Answer with nothing but a number: how many lines include the word "label"?
:: Task data
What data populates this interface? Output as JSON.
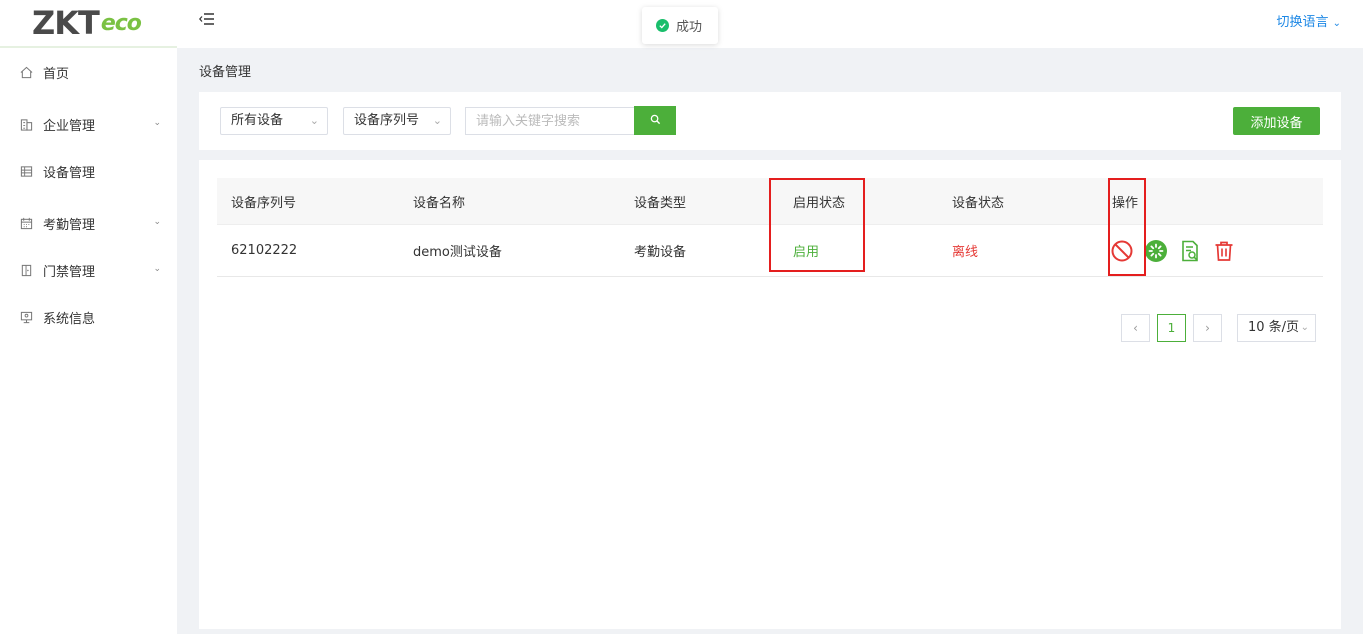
{
  "brand": {
    "logo_main": "ZKT",
    "logo_eco": "eco"
  },
  "sidebar": {
    "items": [
      {
        "label": "首页",
        "icon": "home-icon",
        "expandable": false
      },
      {
        "label": "企业管理",
        "icon": "building-icon",
        "expandable": true
      },
      {
        "label": "设备管理",
        "icon": "device-list-icon",
        "expandable": false
      },
      {
        "label": "考勤管理",
        "icon": "calendar-icon",
        "expandable": true
      },
      {
        "label": "门禁管理",
        "icon": "door-icon",
        "expandable": true
      },
      {
        "label": "系统信息",
        "icon": "monitor-icon",
        "expandable": false
      }
    ]
  },
  "header": {
    "language_switch": "切换语言",
    "toast": "成功"
  },
  "breadcrumb": "设备管理",
  "filters": {
    "device_filter": "所有设备",
    "field_filter": "设备序列号",
    "search_placeholder": "请输入关键字搜索",
    "add_button": "添加设备"
  },
  "table": {
    "columns": [
      "设备序列号",
      "设备名称",
      "设备类型",
      "启用状态",
      "设备状态",
      "操作"
    ],
    "rows": [
      {
        "serial": "62102222",
        "name": "demo测试设备",
        "type": "考勤设备",
        "enabled": "启用",
        "status": "离线"
      }
    ]
  },
  "pagination": {
    "current_page": "1",
    "page_size": "10 条/页"
  },
  "colors": {
    "accent": "#4caf3a",
    "danger": "#e53935",
    "highlight": "#e41e1e"
  }
}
::::
- Full answer -
6